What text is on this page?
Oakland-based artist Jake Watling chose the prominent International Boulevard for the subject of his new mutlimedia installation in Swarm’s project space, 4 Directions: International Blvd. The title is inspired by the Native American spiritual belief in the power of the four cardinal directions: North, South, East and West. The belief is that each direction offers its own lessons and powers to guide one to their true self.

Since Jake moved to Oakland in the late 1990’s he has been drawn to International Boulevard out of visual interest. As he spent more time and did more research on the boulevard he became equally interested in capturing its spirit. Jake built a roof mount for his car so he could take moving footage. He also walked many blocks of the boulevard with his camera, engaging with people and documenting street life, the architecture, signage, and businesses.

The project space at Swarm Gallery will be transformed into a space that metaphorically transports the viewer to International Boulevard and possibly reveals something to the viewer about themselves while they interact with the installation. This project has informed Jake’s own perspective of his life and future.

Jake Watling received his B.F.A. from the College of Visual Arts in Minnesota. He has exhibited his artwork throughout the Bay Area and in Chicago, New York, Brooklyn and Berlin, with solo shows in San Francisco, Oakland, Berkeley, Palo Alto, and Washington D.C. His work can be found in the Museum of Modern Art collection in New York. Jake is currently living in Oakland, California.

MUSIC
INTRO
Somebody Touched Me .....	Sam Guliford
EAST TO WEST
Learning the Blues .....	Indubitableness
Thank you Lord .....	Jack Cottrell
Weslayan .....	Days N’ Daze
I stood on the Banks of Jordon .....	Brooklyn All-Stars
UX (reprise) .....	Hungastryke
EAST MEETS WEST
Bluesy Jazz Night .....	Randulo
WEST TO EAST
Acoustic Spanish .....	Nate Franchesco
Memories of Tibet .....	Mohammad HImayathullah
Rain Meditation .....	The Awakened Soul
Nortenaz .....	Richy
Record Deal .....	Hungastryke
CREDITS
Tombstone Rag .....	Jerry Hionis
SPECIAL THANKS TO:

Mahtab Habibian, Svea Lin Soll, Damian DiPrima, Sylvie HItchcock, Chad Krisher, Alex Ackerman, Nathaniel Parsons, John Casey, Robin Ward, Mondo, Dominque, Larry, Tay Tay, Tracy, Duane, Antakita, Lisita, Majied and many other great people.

----

Your objective
Return all of the data word for word.

Solved exercise
What text is on this page?
Oakland-based artist Jake Watling chose the prominent International Boulevard for the subject of his new mutlimedia installation in Swarm’s project space, 4 Directions: International Blvd. The title is inspired by the Native American spiritual belief in the power of the four cardinal directions: North, South, East and West. The belief is that each direction offers its own lessons and powers to guide one to their true self.

Since Jake moved to Oakland in the late 1990’s he has been drawn to International Boulevard out of visual interest. As he spent more time and did more research on the boulevard he became equally interested in capturing its spirit. Jake built a roof mount for his car so he could take moving footage. He also walked many blocks of the boulevard with his camera, engaging with people and documenting street life, the architecture, signage, and businesses.

The project space at Swarm Gallery will be transformed into a space that metaphorically transports the viewer to International Boulevard and possibly reveals something to the viewer about themselves while they interact with the installation. This project has informed Jake’s own perspective of his life and future.

Jake Watling received his B.F.A. from the College of Visual Arts in Minnesota. He has exhibited his artwork throughout the Bay Area and in Chicago, New York, Brooklyn and Berlin, with solo shows in San Francisco, Oakland, Berkeley, Palo Alto, and Washington D.C. His work can be found in the Museum of Modern Art collection in New York. Jake is currently living in Oakland, California.

MUSIC
INTRO
Somebody Touched Me .....	Sam Guliford
EAST TO WEST
Learning the Blues .....	Indubitableness
Thank you Lord .....	Jack Cottrell
Weslayan .....	Days N’ Daze
I stood on the Banks of Jordon .....	Brooklyn All-Stars
UX (reprise) .....	Hungastryke
EAST MEETS WEST
Bluesy Jazz Night .....	Randulo
WEST TO EAST
Acoustic Spanish .....	Nate Franchesco
Memories of Tibet .....	Mohammad HImayathullah
Rain Meditation .....	The Awakened Soul
Nortenaz .....	Richy
Record Deal .....	Hungastryke
CREDITS
Tombstone Rag .....	Jerry Hionis
SPECIAL THANKS TO:

Mahtab Habibian, Svea Lin Soll, Damian DiPrima, Sylvie HItchcock, Chad Krisher, Alex Ackerman, Nathaniel Parsons, John Casey, Robin Ward, Mondo, Dominque, Larry, Tay Tay, Tracy, Duane, Antakita, Lisita, Majied and many other great people.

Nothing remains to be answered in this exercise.